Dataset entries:
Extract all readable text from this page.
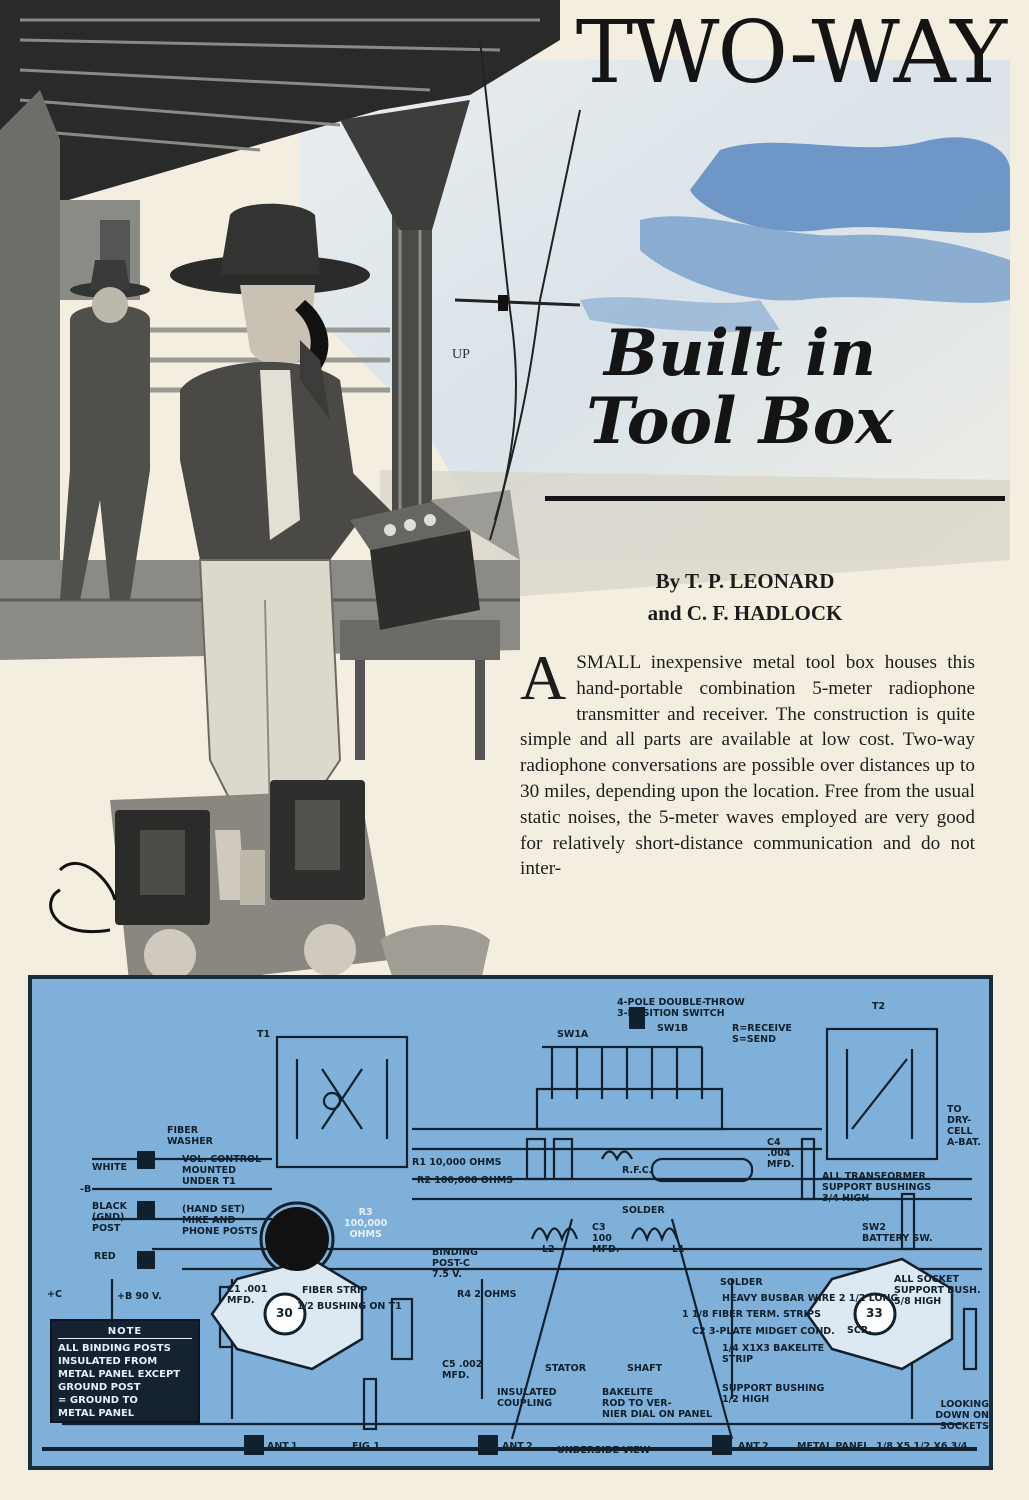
UP
TWO-WAY
Built in
Tool Box
By T. P. LEONARD
and C. F. HADLOCK
A SMALL inexpensive metal tool box houses this hand-portable combination 5-meter radiophone transmitter and receiver. The construction is quite simple and all parts are available at low cost. Two-way radiophone conversations are possible over distances up to 30 miles, depending upon the location. Free from the usual static noises, the 5-meter waves employed are very good for relatively short-distance communication and do not inter-
4-POLE DOUBLE-THROW
3-POSITION SWITCH
SW1A
SW1B	R=RECEIVE
S=SEND
T1
T2
FIBER
WASHER
WHITE
VOL. CONTROL
MOUNTED
UNDER T1
-B
BLACK
(GND)
POST
(HAND SET)
MIKE AND
PHONE POSTS
RED
R1 10,000 OHMS
R2 100,000 OHMS
R.F.C.
C4
.004
MFD.
TO
DRY-CELL
A-BAT.
ALL TRANSFORMER
SUPPORT BUSHINGS
3/4 HIGH
SOLDER
R3
100,000
OHMS
SW2
BATTERY SW.
BINDING
POST-C
7.5 V.
+C	+B 90 V.
C1 .001
MFD.
FIBER STRIP
1/2 BUSHING ON T1
R4 2 OHMS
L2	L1
C3
100
MFD.
SOLDER
HEAVY BUSBAR WIRE 2 1/2 LONG
1 1/8 FIBER TERM. STRIPS
C2 3-PLATE MIDGET COND.
1/4 X1X3 BAKELITE
STRIP
ALL SOCKET
SUPPORT BUSH.
5/8 HIGH
SCR.
C5 .002
MFD.
STATOR	SHAFT
INSULATED
COUPLING
BAKELITE
ROD TO VER-
NIER DIAL ON PANEL
SUPPORT BUSHING
1/2 HIGH	LOOKING
DOWN ON SOCKETS
30	33
ANT.1	FIG.1	ANT.2	UNDERSIDE VIEW	ANT.2	METAL PANEL, 1/8 X5 1/2 X6 3/4
NOTE
ALL BINDING POSTS
INSULATED FROM
METAL PANEL EXCEPT
GROUND POST
= GROUND TO
METAL PANEL
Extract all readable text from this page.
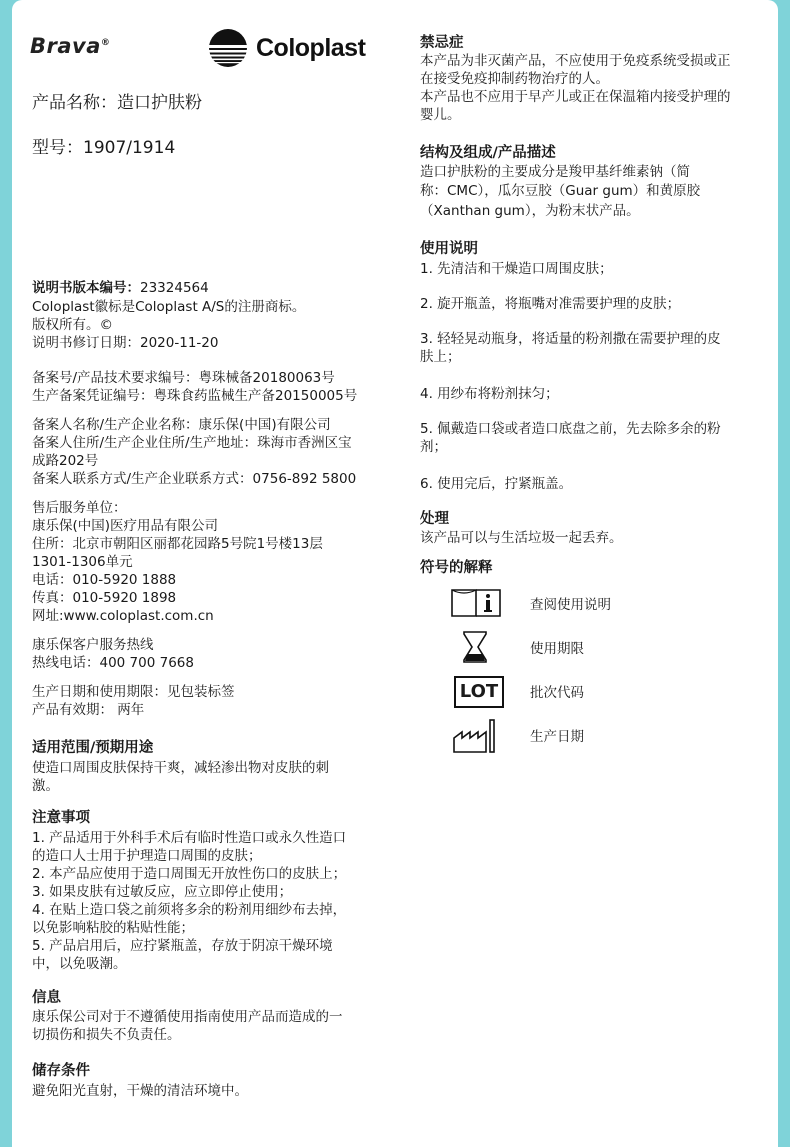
Brava®	Coloplast
产品名称：造口护肤粉
型号：1907/1914
说明书版本编号：23324564
Coloplast徽标是Coloplast A/S的注册商标。
版权所有。©
说明书修订日期：2020-11-20
备案号/产品技术要求编号：粤珠械备20180063号
生产备案凭证编号：粤珠食药监械生产备20150005号
备案人名称/生产企业名称：康乐保(中国)有限公司
备案人住所/生产企业住所/生产地址：珠海市香洲区宝
成路202号
备案人联系方式/生产企业联系方式：0756-892 5800
售后服务单位：
康乐保(中国)医疗用品有限公司
住所：北京市朝阳区丽都花园路5号院1号楼13层
1301-1306单元
电话：010-5920 1888
传真：010-5920 1898
网址:www.coloplast.com.cn
康乐保客户服务热线
热线电话：400 700 7668
生产日期和使用期限：见包装标签
产品有效期： 两年
适用范围/预期用途
使造口周围皮肤保持干爽，减轻渗出物对皮肤的刺
激。
注意事项
1. 产品适用于外科手术后有临时性造口或永久性造口
的造口人士用于护理造口周围的皮肤；
2. 本产品应使用于造口周围无开放性伤口的皮肤上；
3. 如果皮肤有过敏反应，应立即停止使用；
4. 在贴上造口袋之前须将多余的粉剂用细纱布去掉，
以免影响粘胶的粘贴性能；
5. 产品启用后，应拧紧瓶盖，存放于阴凉干燥环境
中，以免吸潮。
信息
康乐保公司对于不遵循使用指南使用产品而造成的一
切损伤和损失不负责任。
储存条件
避免阳光直射，干燥的清洁环境中。
禁忌症
本产品为非灭菌产品，不应使用于免疫系统受损或正
在接受免疫抑制药物治疗的人。
本产品也不应用于早产儿或正在保温箱内接受护理的
婴儿。
结构及组成/产品描述
造口护肤粉的主要成分是羧甲基纤维素钠（简
称：CMC），瓜尔豆胶（Guar gum）和黄原胶
（Xanthan gum），为粉末状产品。
使用说明
1. 先清洁和干燥造口周围皮肤；
2. 旋开瓶盖，将瓶嘴对准需要护理的皮肤；
3. 轻轻晃动瓶身，将适量的粉剂撒在需要护理的皮
肤上；
4. 用纱布将粉剂抹匀；
5. 佩戴造口袋或者造口底盘之前，先去除多余的粉
剂；
6. 使用完后，拧紧瓶盖。
处理
该产品可以与生活垃圾一起丢弃。
符号的解释
查阅使用说明
使用期限
LOT	批次代码
生产日期
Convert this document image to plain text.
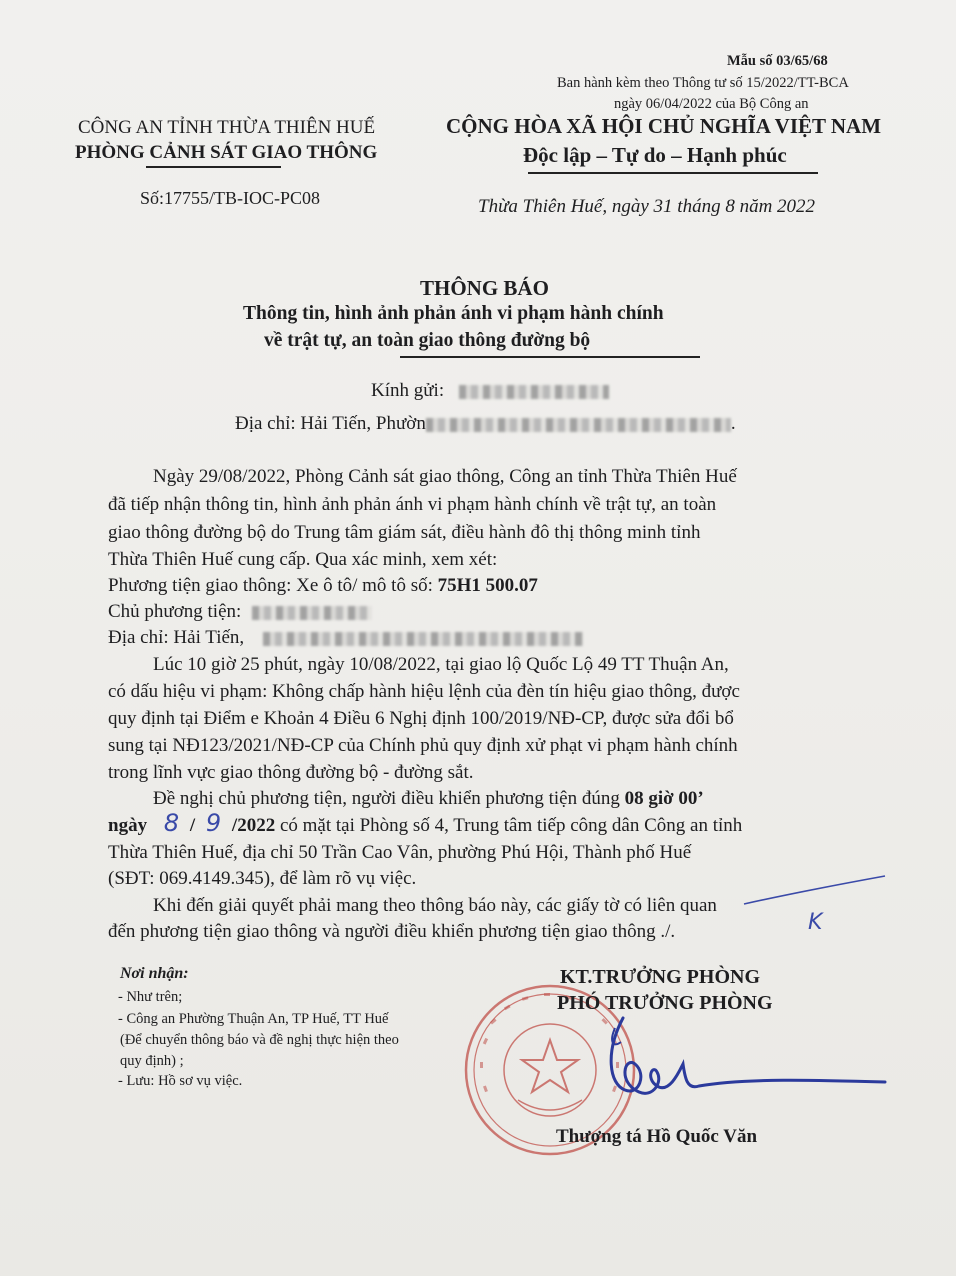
Mẫu số 03/65/68
Ban hành kèm theo Thông tư số 15/2022/TT-BCA
ngày 06/04/2022 của Bộ Công an
CÔNG AN TỈNH THỪA THIÊN HUẾ
PHÒNG CẢNH SÁT GIAO THÔNG
Số:17755/TB-IOC-PC08
CỘNG HÒA XÃ HỘI CHỦ NGHĨA VIỆT NAM
Độc lập – Tự do – Hạnh phúc
Thừa Thiên Huế, ngày 31 tháng 8 năm 2022
THÔNG BÁO
Thông tin, hình ảnh phản ánh vi phạm hành chính
về trật tự, an toàn giao thông đường bộ
Kính gửi:
Địa chỉ: Hải Tiến, Phườn	.
Ngày 29/08/2022, Phòng Cảnh sát giao thông, Công an tỉnh Thừa Thiên Huế
đã tiếp nhận thông tin, hình ảnh phản ánh vi phạm hành chính về trật tự, an toàn
giao thông đường bộ do Trung tâm giám sát, điều hành đô thị thông minh tỉnh
Thừa Thiên Huế cung cấp. Qua xác minh, xem xét:
Phương tiện giao thông: Xe ô tô/ mô tô số: 75H1 500.07
Chủ phương tiện:
Địa chỉ: Hải Tiến,
Lúc 10 giờ 25 phút, ngày 10/08/2022, tại giao lộ Quốc Lộ 49 TT Thuận An,
có dấu hiệu vi phạm: Không chấp hành hiệu lệnh của đèn tín hiệu giao thông, được
quy định tại Điểm e Khoản 4 Điều 6 Nghị định 100/2019/NĐ-CP, được sửa đổi bổ
sung tại NĐ123/2021/NĐ-CP của Chính phủ quy định xử phạt vi phạm hành chính
trong lĩnh vực giao thông đường bộ - đường sắt.
Đề nghị chủ phương tiện, người điều khiển phương tiện đúng 08 giờ 00’
ngày 8 / 9 /2022 có mặt tại Phòng số 4, Trung tâm tiếp công dân Công an tỉnh
Thừa Thiên Huế, địa chỉ 50 Trần Cao Vân, phường Phú Hội, Thành phố Huế
(SĐT: 069.4149.345), để làm rõ vụ việc.
Khi đến giải quyết phải mang theo thông báo này, các giấy tờ có liên quan
đến phương tiện giao thông và người điều khiển phương tiện giao thông ./.	K
Nơi nhận:
- Như trên;
- Công an Phường Thuận An, TP Huế, TT Huế
(Để chuyển thông báo và đề nghị thực hiện theo
quy định) ;
- Lưu: Hồ sơ vụ việc.
KT.TRƯỞNG PHÒNG
PHÓ TRƯỞNG PHÒNG
Thượng tá Hồ Quốc Văn
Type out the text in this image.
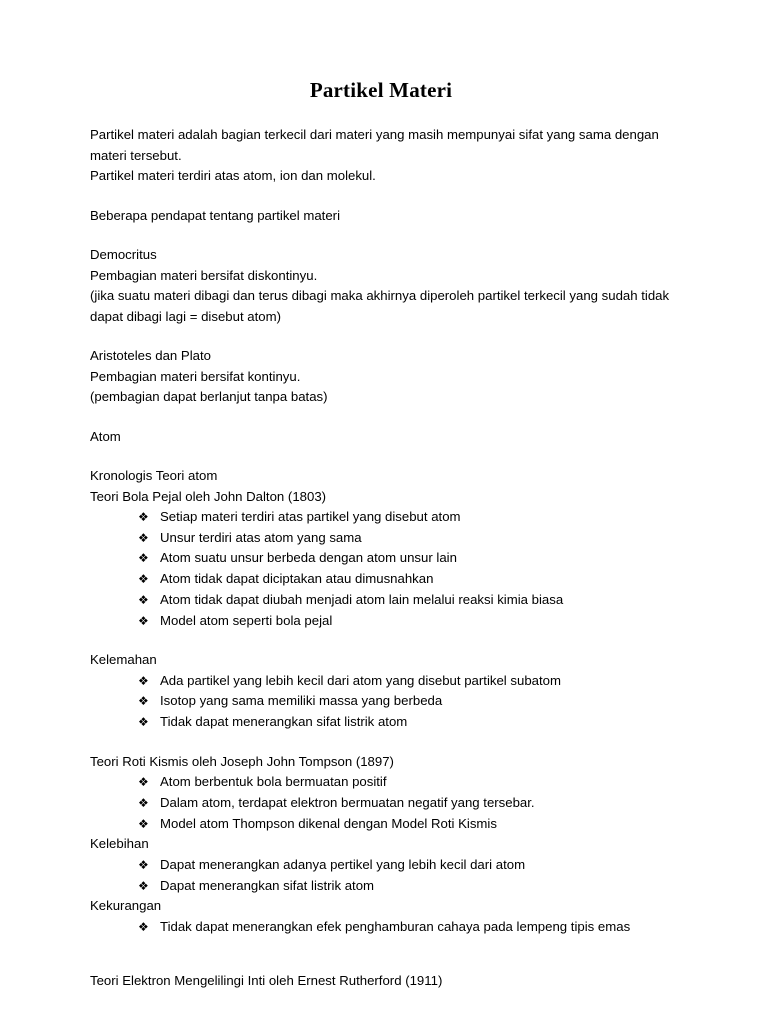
Partikel Materi

Partikel materi adalah bagian terkecil dari materi yang masih mempunyai sifat yang sama dengan materi tersebut.

Partikel materi terdiri atas atom, ion dan molekul.

Beberapa pendapat tentang partikel materi

Democritus

Pembagian materi bersifat diskontinyu.

(jika suatu materi dibagi dan terus dibagi maka akhirnya diperoleh partikel terkecil yang sudah tidak dapat dibagi lagi = disebut atom)

Aristoteles dan Plato

Pembagian materi bersifat kontinyu.

(pembagian dapat berlanjut tanpa batas)

Atom

Kronologis Teori atom

Teori Bola Pejal oleh John Dalton (1803)

❖ Setiap materi terdiri atas partikel yang disebut atom
❖ Unsur terdiri atas atom yang sama
❖ Atom suatu unsur berbeda dengan atom unsur lain
❖ Atom tidak dapat diciptakan atau dimusnahkan
❖ Atom tidak dapat diubah menjadi atom lain melalui reaksi kimia biasa
❖ Model atom seperti bola pejal

Kelemahan

❖ Ada partikel yang lebih kecil dari atom yang disebut partikel subatom
❖ Isotop yang sama memiliki massa yang berbeda
❖ Tidak dapat menerangkan sifat listrik atom

Teori Roti Kismis oleh Joseph John Tompson (1897)

❖ Atom berbentuk bola bermuatan positif
❖ Dalam atom, terdapat elektron bermuatan negatif yang tersebar.
❖ Model atom Thompson dikenal dengan Model Roti Kismis

Kelebihan

❖ Dapat menerangkan adanya pertikel yang lebih kecil dari atom
❖ Dapat menerangkan sifat listrik atom

Kekurangan

❖ Tidak dapat menerangkan efek penghamburan cahaya pada lempeng tipis emas

Teori Elektron Mengelilingi Inti oleh Ernest Rutherford (1911)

To be done: Find the lines holding "SUPPORT" and list every one.

Solution for this task:
SUPPORT BUSHINGS
SUPPORT BUSH.
SUPPORT BUSHING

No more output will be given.